**SHORT PROBLEM:**
The listing below should be printed exactly, every line of it. Skip the pictures.

------------------------------------------------------------------------

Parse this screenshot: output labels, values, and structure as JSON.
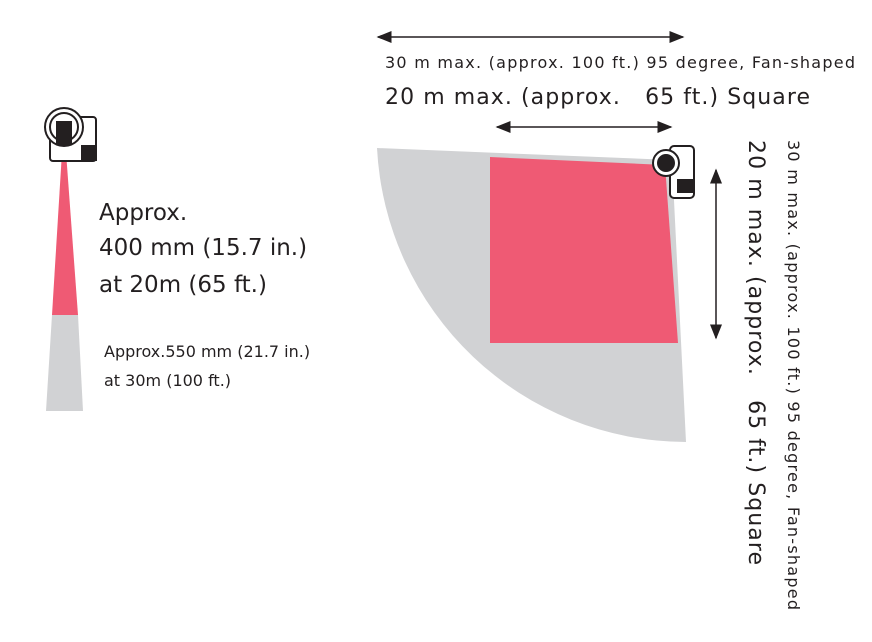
{
  "left_beam": {
    "near_label": [
      "Approx.",
      "400 mm (15.7 in.)",
      "at 20m (65 ft.)"
    ],
    "far_label": [
      "Approx.550 mm (21.7 in.)",
      "at 30m (100 ft.)"
    ]
  },
  "top_labels": {
    "fan": "30 m max. (approx. 100 ft.) 95 degree, Fan-shaped",
    "square": "20 m max. (approx.   65 ft.) Square"
  },
  "side_labels": {
    "fan": "30 m max. (approx. 100 ft.) 95 degree, Fan-shaped",
    "square": "20 m max. (approx.   65 ft.) Square"
  }
}
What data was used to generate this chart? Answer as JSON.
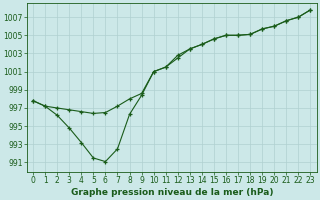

------------------------------------------------------------------------

**EXERCISE RESPONSE:**
Parse this screenshot: output labels, values, and structure as JSON.
{
  "left_beam": {
    "near_label": [
      "Approx.",
      "400 mm (15.7 in.)",
      "at 20m (65 ft.)"
    ],
    "far_label": [
      "Approx.550 mm (21.7 in.)",
      "at 30m (100 ft.)"
    ]
  },
  "top_labels": {
    "fan": "30 m max. (approx. 100 ft.) 95 degree, Fan-shaped",
    "square": "20 m max. (approx.   65 ft.) Square"
  },
  "side_labels": {
    "fan": "30 m max. (approx. 100 ft.) 95 degree, Fan-shaped",
    "square": "20 m max. (approx.   65 ft.) Square"
  }
}
What data was used to generate this chart? Answer as JSON.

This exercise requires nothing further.